• _Raw records_
··········

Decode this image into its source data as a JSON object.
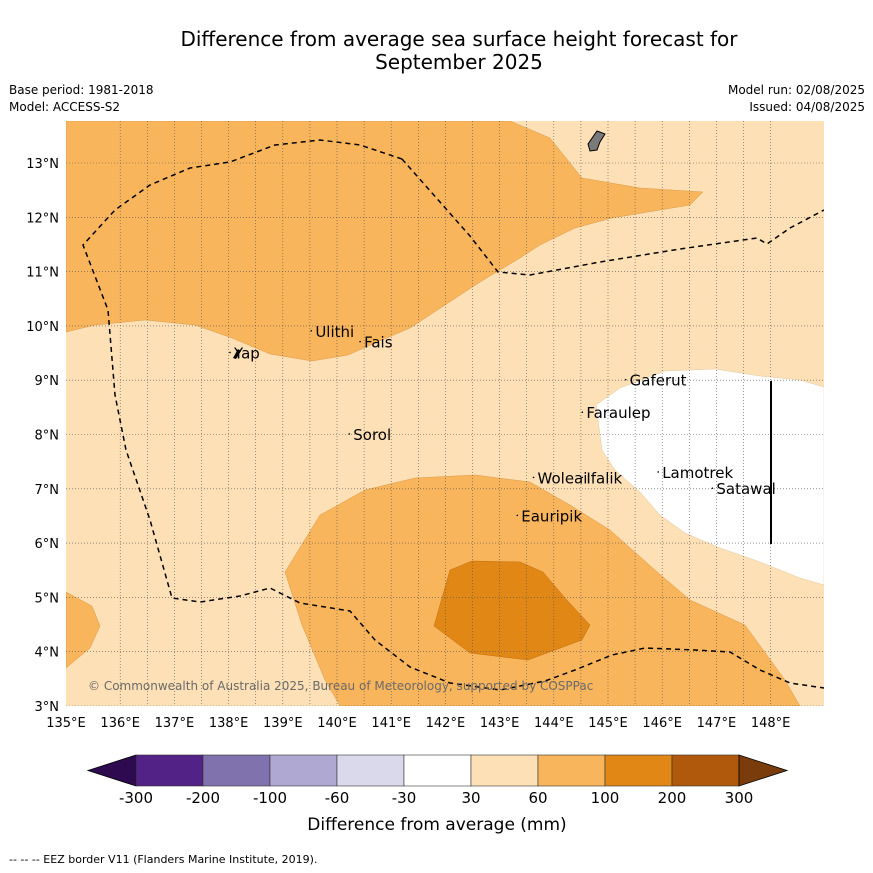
{
  "header": {
    "title_line1": "Difference from average sea surface height forecast for",
    "title_line2": "September 2025",
    "base_period": "Base period: 1981-2018",
    "model": "Model: ACCESS-S2",
    "model_run": "Model run: 02/08/2025",
    "issued": "Issued: 04/08/2025"
  },
  "map": {
    "lon_range": [
      135,
      149
    ],
    "lat_range": [
      3,
      13.8
    ],
    "lon_ticks": [
      "135°E",
      "136°E",
      "137°E",
      "138°E",
      "139°E",
      "140°E",
      "141°E",
      "142°E",
      "143°E",
      "144°E",
      "145°E",
      "146°E",
      "147°E",
      "148°E"
    ],
    "lat_ticks": [
      "3°N",
      "4°N",
      "5°N",
      "6°N",
      "7°N",
      "8°N",
      "9°N",
      "10°N",
      "11°N",
      "12°N",
      "13°N"
    ],
    "grid": true,
    "copyright": "© Commonwealth of Australia 2025, Bureau of Meteorology, supported by COSPPac",
    "places": [
      {
        "name": "Ulithi",
        "lon": 139.6,
        "lat": 9.8
      },
      {
        "name": "Fais",
        "lon": 140.5,
        "lat": 9.6
      },
      {
        "name": "Yap",
        "lon": 138.1,
        "lat": 9.4
      },
      {
        "name": "Gaferut",
        "lon": 145.4,
        "lat": 8.9
      },
      {
        "name": "Faraulep",
        "lon": 144.6,
        "lat": 8.3
      },
      {
        "name": "Sorol",
        "lon": 140.3,
        "lat": 7.9
      },
      {
        "name": "Woleai",
        "lon": 143.7,
        "lat": 7.1
      },
      {
        "name": "Ifalik",
        "lon": 144.6,
        "lat": 7.1
      },
      {
        "name": "Lamotrek",
        "lon": 146.0,
        "lat": 7.2
      },
      {
        "name": "Satawal",
        "lon": 147.0,
        "lat": 6.9
      },
      {
        "name": "Eauripik",
        "lon": 143.4,
        "lat": 6.4
      }
    ]
  },
  "colorbar": {
    "label": "Difference from average (mm)",
    "ticks": [
      "-300",
      "-200",
      "-100",
      "-60",
      "-30",
      "30",
      "60",
      "100",
      "200",
      "300"
    ],
    "colors": [
      "#2e0a50",
      "#532286",
      "#7f72ad",
      "#afa8d2",
      "#d9d9eb",
      "#ffffff",
      "#fde0b6",
      "#f9b55c",
      "#e08716",
      "#b0580b",
      "#7b3c0c"
    ]
  },
  "footnote": "-- -- -- EEZ border V11 (Flanders Marine Institute, 2019)."
}
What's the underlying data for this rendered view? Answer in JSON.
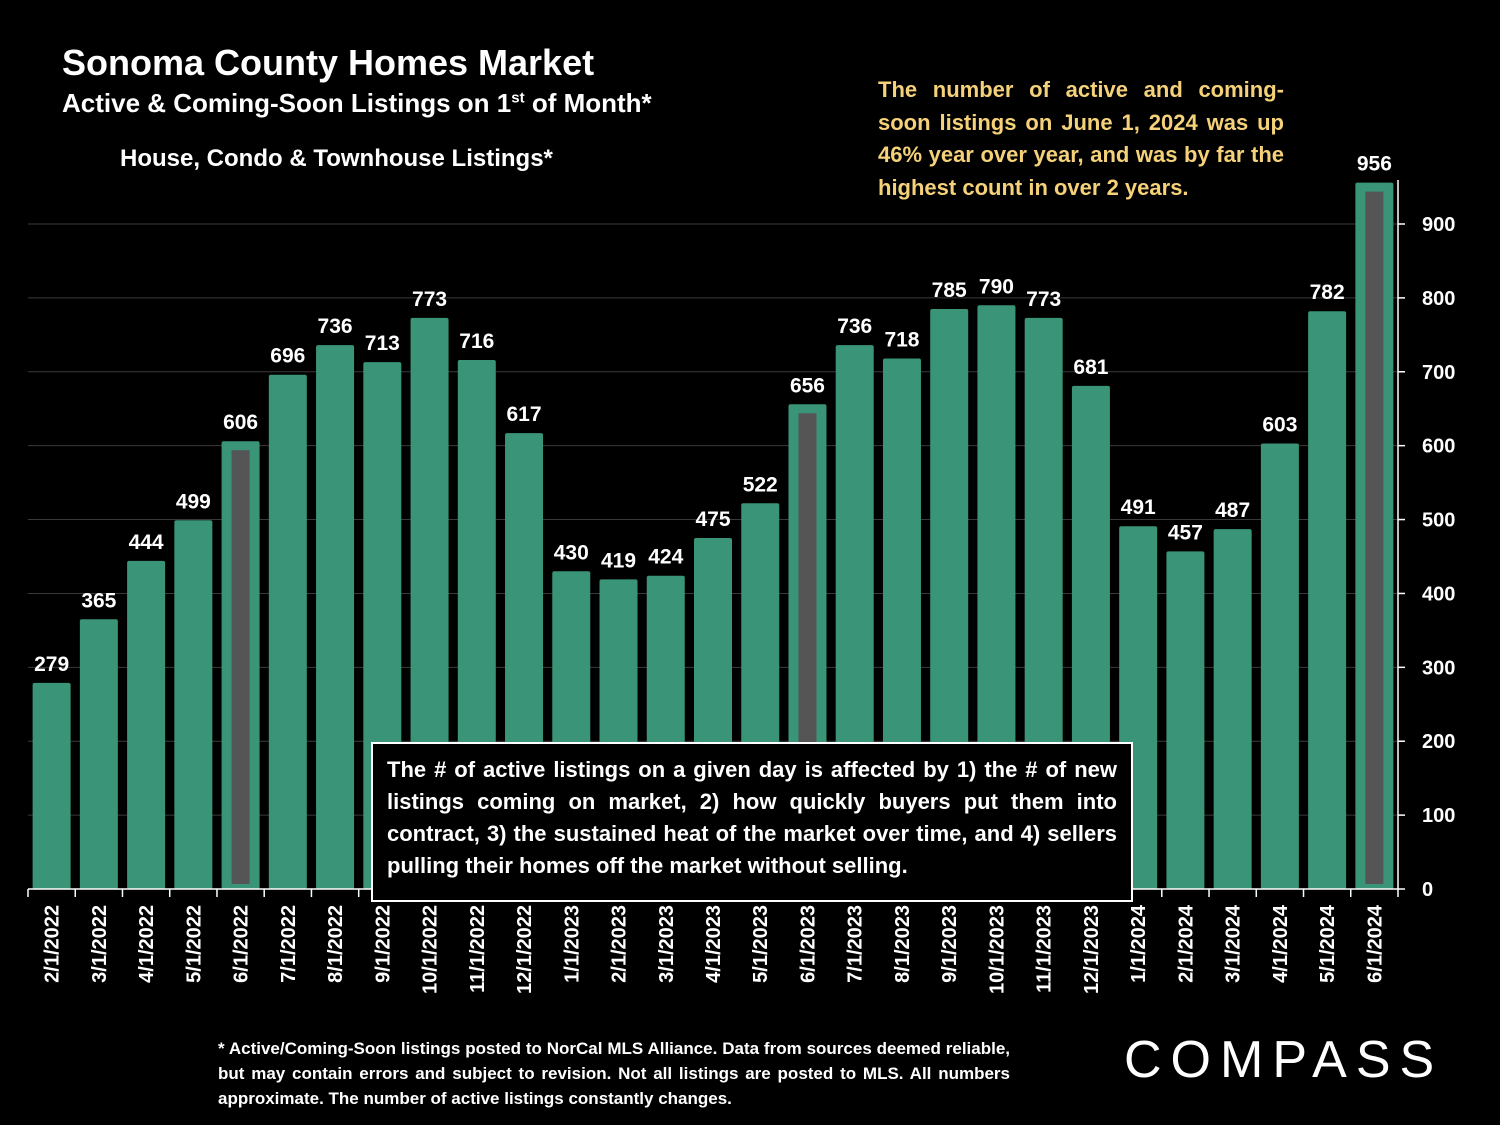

··········

• _Goal of the exercise_
Which lines above contain the word "data"? Copy each of them.

• _Exercise response_
Decode this image into its source data as a JSON object.
What's the underlying data for this rendered view? Answer in JSON.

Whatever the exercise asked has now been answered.